Data Science – You’re Doing It Wrong!

A lot of articles have been written about data science being the greatest thing since sliced bread (including this one by me). Data products are the driving force behind new multi-billion dollar companies and a lot of the things we do today on a day to day basis have machine learning algorithms behind them. But unfortunately, even though data science is a concept invented in the 21st century, in practice the state of data science is more similar to software engineering in mid 20th century.

The pioneers of data science did a great job of making it very accessible and fairly easy to pick up, but since it’s beginning circa 2005, not much effort has been made to bring it up to par with modern software engineering practices. Machine learning code is still code, and as any software that reaches production environments it should follow standard software engineering practices, like modularity, maintainability and quality (among many others).

The talk, Scalable and Flexible Machine Learning, which I gave with Christopher Severs in multiple venues reflected our frustration around this issue and proposed a solution that we feel brings us closer to where data science should be.

The first thing to understand is that data science is mostly manipulation of data. Usually the data can be of large scale and complex, but these manipulations are commonly found in non data science code bases as well. Even more, since in the work of a data scientist you don’t know which functionality achieves the desired result, for example whether the right metric is mean or median, the argument for modular code becomes much stronger.

» **Record list**
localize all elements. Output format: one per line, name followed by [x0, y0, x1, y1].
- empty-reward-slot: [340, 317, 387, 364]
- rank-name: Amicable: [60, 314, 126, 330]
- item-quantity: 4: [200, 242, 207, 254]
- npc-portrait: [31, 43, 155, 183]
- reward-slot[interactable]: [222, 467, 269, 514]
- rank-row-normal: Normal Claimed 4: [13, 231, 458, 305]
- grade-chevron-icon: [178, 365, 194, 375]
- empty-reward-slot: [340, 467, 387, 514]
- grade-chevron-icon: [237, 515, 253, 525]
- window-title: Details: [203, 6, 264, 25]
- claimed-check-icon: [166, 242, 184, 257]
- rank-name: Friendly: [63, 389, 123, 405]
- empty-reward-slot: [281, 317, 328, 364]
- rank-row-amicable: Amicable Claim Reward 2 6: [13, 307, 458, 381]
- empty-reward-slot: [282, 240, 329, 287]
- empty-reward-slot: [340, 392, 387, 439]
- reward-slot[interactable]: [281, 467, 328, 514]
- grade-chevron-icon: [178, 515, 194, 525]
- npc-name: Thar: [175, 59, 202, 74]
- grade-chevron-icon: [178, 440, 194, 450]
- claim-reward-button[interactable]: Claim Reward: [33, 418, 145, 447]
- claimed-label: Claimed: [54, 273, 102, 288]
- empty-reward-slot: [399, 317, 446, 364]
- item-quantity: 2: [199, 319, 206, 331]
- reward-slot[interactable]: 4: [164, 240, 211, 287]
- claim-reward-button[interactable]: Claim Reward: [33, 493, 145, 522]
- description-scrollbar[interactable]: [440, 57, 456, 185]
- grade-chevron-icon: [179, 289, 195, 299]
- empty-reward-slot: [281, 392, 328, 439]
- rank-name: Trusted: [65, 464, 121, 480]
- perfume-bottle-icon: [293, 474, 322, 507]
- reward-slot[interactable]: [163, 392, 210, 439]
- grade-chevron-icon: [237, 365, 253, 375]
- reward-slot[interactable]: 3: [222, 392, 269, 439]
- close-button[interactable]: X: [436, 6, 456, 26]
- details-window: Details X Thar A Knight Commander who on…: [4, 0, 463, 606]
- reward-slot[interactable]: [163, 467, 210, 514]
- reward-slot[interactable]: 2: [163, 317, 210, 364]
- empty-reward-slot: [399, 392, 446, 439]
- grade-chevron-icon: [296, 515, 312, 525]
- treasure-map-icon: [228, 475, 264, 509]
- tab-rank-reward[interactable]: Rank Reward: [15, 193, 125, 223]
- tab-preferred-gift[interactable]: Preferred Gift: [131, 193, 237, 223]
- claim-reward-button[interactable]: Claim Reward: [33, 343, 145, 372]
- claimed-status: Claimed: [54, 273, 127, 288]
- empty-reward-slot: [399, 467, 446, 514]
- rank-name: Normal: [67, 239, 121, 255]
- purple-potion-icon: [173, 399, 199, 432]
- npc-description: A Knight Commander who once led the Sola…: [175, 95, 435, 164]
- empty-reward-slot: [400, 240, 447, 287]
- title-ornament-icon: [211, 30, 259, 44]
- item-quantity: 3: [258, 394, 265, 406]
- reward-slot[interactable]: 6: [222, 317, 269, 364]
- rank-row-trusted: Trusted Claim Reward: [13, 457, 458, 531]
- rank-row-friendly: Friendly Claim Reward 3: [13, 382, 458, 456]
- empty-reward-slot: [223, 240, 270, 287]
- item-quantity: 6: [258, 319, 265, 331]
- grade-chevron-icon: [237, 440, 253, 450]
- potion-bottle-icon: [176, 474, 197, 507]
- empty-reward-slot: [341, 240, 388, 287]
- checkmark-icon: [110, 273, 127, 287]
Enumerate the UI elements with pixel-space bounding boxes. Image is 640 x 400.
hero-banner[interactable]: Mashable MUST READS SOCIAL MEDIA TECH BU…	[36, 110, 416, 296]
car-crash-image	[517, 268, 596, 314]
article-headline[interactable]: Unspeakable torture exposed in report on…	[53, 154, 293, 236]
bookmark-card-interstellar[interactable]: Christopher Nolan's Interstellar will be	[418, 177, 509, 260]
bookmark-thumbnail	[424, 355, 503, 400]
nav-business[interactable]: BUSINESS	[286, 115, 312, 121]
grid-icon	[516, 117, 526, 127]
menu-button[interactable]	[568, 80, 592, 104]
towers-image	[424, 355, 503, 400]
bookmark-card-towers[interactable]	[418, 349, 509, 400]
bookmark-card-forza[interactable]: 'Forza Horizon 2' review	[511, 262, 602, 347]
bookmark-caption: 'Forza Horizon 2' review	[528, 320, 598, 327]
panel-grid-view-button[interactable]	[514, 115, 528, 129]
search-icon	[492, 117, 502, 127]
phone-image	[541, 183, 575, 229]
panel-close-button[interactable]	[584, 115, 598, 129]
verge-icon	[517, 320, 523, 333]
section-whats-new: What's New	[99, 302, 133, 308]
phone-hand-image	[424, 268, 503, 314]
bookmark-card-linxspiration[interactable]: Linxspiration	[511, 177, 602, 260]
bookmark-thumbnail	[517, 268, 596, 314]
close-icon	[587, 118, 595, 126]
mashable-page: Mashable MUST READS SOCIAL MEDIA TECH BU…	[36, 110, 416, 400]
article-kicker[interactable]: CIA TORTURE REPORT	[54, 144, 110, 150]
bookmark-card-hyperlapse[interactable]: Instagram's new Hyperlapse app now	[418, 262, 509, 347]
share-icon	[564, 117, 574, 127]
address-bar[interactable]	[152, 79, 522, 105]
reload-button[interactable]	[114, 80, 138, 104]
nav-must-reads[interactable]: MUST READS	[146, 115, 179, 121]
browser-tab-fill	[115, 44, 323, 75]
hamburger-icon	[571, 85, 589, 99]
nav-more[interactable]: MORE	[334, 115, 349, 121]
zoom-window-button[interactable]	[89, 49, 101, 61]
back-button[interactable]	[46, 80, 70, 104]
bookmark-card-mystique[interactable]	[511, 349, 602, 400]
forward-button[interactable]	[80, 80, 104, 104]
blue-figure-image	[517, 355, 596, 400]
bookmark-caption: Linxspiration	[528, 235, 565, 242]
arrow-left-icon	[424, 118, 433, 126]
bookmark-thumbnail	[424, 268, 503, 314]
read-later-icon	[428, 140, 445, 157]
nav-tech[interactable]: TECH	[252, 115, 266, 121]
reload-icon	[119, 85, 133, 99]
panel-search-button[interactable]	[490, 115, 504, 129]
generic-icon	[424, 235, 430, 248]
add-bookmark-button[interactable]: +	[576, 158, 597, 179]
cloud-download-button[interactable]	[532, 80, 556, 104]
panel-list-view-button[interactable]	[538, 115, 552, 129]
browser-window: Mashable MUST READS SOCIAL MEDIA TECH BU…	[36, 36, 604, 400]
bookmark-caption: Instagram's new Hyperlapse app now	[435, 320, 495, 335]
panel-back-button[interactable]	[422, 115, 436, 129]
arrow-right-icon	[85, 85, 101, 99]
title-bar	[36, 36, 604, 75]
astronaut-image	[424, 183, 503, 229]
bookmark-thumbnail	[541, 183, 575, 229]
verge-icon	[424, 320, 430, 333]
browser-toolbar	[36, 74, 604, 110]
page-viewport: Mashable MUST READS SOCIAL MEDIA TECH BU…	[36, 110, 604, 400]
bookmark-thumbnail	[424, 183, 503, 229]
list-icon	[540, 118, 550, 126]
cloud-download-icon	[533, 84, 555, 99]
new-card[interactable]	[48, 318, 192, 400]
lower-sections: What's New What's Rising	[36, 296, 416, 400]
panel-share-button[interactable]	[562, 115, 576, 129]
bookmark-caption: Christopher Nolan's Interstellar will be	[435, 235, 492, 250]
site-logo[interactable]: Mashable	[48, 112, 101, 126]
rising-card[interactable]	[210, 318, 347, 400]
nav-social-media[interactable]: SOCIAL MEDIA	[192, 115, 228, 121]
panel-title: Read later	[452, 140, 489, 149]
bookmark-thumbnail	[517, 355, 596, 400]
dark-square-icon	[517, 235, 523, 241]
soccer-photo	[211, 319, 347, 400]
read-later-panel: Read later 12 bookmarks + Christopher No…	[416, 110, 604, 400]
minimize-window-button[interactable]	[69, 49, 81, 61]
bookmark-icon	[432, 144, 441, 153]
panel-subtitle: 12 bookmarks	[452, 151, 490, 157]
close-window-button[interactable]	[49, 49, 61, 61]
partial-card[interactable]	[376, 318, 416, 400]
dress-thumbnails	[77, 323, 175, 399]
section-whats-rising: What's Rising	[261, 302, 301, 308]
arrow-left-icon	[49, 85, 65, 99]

» **Written request**
Name every standard software engineering practice that the article on data science lists as something machine learning code should follow. Rely only on the text when responding, not on the records.

» **Answer below**
Modularity, maintainability and quality.